··· Given entries ···

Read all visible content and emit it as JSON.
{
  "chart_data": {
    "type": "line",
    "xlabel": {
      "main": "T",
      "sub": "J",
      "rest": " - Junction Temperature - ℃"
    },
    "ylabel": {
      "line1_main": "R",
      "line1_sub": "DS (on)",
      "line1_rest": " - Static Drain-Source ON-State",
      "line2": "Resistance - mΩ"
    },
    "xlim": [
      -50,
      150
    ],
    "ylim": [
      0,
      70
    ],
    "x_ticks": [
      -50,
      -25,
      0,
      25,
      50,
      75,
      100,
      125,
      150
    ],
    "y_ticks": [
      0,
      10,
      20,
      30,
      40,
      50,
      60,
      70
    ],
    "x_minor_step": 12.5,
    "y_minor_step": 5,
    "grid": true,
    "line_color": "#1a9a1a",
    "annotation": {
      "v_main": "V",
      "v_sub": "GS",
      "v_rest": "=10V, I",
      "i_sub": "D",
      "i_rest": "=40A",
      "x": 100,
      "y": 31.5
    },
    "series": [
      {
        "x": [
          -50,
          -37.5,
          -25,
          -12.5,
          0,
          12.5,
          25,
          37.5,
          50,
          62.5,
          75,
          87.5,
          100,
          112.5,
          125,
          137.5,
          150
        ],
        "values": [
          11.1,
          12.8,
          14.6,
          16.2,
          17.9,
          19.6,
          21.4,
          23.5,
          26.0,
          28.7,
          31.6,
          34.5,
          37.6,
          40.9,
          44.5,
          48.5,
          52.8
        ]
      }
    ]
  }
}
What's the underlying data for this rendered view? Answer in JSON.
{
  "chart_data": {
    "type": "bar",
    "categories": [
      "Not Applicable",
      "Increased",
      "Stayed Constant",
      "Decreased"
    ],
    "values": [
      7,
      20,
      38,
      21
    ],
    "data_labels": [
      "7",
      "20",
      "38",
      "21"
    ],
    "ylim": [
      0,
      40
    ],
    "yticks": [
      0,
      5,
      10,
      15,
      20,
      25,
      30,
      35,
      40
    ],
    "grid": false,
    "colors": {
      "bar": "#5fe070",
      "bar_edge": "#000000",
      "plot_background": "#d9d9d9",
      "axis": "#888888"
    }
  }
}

···

**Written instruction**
Lines from the records above that hold "JSON" are the ones to list.

**The output**
Read all visible content and emit it as JSON.
What's the underlying data for this rendered view? Answer in JSON.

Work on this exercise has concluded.